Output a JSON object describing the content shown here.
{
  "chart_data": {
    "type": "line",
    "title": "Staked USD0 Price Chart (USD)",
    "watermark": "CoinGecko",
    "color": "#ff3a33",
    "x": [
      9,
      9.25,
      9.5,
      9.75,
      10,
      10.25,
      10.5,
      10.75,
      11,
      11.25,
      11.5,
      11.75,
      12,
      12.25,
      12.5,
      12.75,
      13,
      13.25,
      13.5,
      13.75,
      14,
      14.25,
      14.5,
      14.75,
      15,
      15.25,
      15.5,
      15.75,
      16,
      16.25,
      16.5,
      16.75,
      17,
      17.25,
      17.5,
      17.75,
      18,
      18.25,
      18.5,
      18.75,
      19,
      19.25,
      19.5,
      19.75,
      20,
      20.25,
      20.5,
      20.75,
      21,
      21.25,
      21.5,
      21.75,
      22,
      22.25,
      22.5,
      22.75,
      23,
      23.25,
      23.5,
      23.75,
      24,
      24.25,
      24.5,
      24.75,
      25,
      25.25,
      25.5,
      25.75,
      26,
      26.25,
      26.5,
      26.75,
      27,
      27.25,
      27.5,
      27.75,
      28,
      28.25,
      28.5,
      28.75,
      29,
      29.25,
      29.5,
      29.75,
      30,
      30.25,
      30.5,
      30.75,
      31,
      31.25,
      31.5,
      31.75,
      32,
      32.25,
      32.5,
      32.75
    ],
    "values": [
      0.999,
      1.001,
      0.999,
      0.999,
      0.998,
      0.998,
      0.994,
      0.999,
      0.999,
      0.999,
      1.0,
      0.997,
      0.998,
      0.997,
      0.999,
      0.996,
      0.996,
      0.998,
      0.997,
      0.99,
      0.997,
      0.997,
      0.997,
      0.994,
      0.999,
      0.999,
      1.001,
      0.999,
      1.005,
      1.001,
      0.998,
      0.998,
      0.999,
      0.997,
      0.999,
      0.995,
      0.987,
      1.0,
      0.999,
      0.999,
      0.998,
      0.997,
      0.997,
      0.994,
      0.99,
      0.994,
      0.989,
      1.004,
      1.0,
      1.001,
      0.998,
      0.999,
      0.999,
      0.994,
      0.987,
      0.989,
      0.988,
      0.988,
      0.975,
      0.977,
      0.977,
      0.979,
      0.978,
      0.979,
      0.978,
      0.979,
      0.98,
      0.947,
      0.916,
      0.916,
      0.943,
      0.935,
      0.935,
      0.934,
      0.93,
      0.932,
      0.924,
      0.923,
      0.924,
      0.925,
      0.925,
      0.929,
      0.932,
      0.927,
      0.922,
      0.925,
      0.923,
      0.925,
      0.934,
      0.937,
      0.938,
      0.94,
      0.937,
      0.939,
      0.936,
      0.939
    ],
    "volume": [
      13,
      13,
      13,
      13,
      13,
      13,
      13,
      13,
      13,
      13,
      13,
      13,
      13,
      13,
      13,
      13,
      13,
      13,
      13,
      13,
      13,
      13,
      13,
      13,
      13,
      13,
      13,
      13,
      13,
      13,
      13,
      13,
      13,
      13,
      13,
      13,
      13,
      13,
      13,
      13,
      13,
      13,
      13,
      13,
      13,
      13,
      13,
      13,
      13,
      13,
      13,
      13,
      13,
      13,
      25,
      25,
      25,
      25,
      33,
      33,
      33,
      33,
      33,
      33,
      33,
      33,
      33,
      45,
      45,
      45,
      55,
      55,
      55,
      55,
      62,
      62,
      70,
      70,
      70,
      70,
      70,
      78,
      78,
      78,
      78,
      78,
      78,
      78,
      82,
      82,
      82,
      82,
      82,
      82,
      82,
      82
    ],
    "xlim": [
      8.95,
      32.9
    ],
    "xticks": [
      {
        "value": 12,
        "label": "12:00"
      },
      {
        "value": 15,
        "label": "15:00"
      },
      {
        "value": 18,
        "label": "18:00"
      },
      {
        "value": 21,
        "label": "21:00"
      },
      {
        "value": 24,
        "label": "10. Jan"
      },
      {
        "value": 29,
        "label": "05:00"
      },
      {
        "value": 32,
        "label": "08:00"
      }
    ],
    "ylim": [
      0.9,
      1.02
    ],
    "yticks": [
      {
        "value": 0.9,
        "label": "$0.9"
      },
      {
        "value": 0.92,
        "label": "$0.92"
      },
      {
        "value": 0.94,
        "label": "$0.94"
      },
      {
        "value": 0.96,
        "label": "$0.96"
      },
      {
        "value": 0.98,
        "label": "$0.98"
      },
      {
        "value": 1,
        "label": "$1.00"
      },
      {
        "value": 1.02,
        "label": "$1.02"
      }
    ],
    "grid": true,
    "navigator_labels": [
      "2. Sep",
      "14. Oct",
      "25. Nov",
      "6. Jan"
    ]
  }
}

What is being asked: Print all of the data exactly as it was given.

Response to the exercise:
Output a JSON object describing the content shown here.
{
  "chart_data": {
    "type": "line",
    "title": "Staked USD0 Price Chart (USD)",
    "watermark": "CoinGecko",
    "color": "#ff3a33",
    "x": [
      9,
      9.25,
      9.5,
      9.75,
      10,
      10.25,
      10.5,
      10.75,
      11,
      11.25,
      11.5,
      11.75,
      12,
      12.25,
      12.5,
      12.75,
      13,
      13.25,
      13.5,
      13.75,
      14,
      14.25,
      14.5,
      14.75,
      15,
      15.25,
      15.5,
      15.75,
      16,
      16.25,
      16.5,
      16.75,
      17,
      17.25,
      17.5,
      17.75,
      18,
      18.25,
      18.5,
      18.75,
      19,
      19.25,
      19.5,
      19.75,
      20,
      20.25,
      20.5,
      20.75,
      21,
      21.25,
      21.5,
      21.75,
      22,
      22.25,
      22.5,
      22.75,
      23,
      23.25,
      23.5,
      23.75,
      24,
      24.25,
      24.5,
      24.75,
      25,
      25.25,
      25.5,
      25.75,
      26,
      26.25,
      26.5,
      26.75,
      27,
      27.25,
      27.5,
      27.75,
      28,
      28.25,
      28.5,
      28.75,
      29,
      29.25,
      29.5,
      29.75,
      30,
      30.25,
      30.5,
      30.75,
      31,
      31.25,
      31.5,
      31.75,
      32,
      32.25,
      32.5,
      32.75
    ],
    "values": [
      0.999,
      1.001,
      0.999,
      0.999,
      0.998,
      0.998,
      0.994,
      0.999,
      0.999,
      0.999,
      1.0,
      0.997,
      0.998,
      0.997,
      0.999,
      0.996,
      0.996,
      0.998,
      0.997,
      0.99,
      0.997,
      0.997,
      0.997,
      0.994,
      0.999,
      0.999,
      1.001,
      0.999,
      1.005,
      1.001,
      0.998,
      0.998,
      0.999,
      0.997,
      0.999,
      0.995,
      0.987,
      1.0,
      0.999,
      0.999,
      0.998,
      0.997,
      0.997,
      0.994,
      0.99,
      0.994,
      0.989,
      1.004,
      1.0,
      1.001,
      0.998,
      0.999,
      0.999,
      0.994,
      0.987,
      0.989,
      0.988,
      0.988,
      0.975,
      0.977,
      0.977,
      0.979,
      0.978,
      0.979,
      0.978,
      0.979,
      0.98,
      0.947,
      0.916,
      0.916,
      0.943,
      0.935,
      0.935,
      0.934,
      0.93,
      0.932,
      0.924,
      0.923,
      0.924,
      0.925,
      0.925,
      0.929,
      0.932,
      0.927,
      0.922,
      0.925,
      0.923,
      0.925,
      0.934,
      0.937,
      0.938,
      0.94,
      0.937,
      0.939,
      0.936,
      0.939
    ],
    "volume": [
      13,
      13,
      13,
      13,
      13,
      13,
      13,
      13,
      13,
      13,
      13,
      13,
      13,
      13,
      13,
      13,
      13,
      13,
      13,
      13,
      13,
      13,
      13,
      13,
      13,
      13,
      13,
      13,
      13,
      13,
      13,
      13,
      13,
      13,
      13,
      13,
      13,
      13,
      13,
      13,
      13,
      13,
      13,
      13,
      13,
      13,
      13,
      13,
      13,
      13,
      13,
      13,
      13,
      13,
      25,
      25,
      25,
      25,
      33,
      33,
      33,
      33,
      33,
      33,
      33,
      33,
      33,
      45,
      45,
      45,
      55,
      55,
      55,
      55,
      62,
      62,
      70,
      70,
      70,
      70,
      70,
      78,
      78,
      78,
      78,
      78,
      78,
      78,
      82,
      82,
      82,
      82,
      82,
      82,
      82,
      82
    ],
    "xlim": [
      8.95,
      32.9
    ],
    "xticks": [
      {
        "value": 12,
        "label": "12:00"
      },
      {
        "value": 15,
        "label": "15:00"
      },
      {
        "value": 18,
        "label": "18:00"
      },
      {
        "value": 21,
        "label": "21:00"
      },
      {
        "value": 24,
        "label": "10. Jan"
      },
      {
        "value": 29,
        "label": "05:00"
      },
      {
        "value": 32,
        "label": "08:00"
      }
    ],
    "ylim": [
      0.9,
      1.02
    ],
    "yticks": [
      {
        "value": 0.9,
        "label": "$0.9"
      },
      {
        "value": 0.92,
        "label": "$0.92"
      },
      {
        "value": 0.94,
        "label": "$0.94"
      },
      {
        "value": 0.96,
        "label": "$0.96"
      },
      {
        "value": 0.98,
        "label": "$0.98"
      },
      {
        "value": 1,
        "label": "$1.00"
      },
      {
        "value": 1.02,
        "label": "$1.02"
      }
    ],
    "grid": true,
    "navigator_labels": [
      "2. Sep",
      "14. Oct",
      "25. Nov",
      "6. Jan"
    ]
  }
}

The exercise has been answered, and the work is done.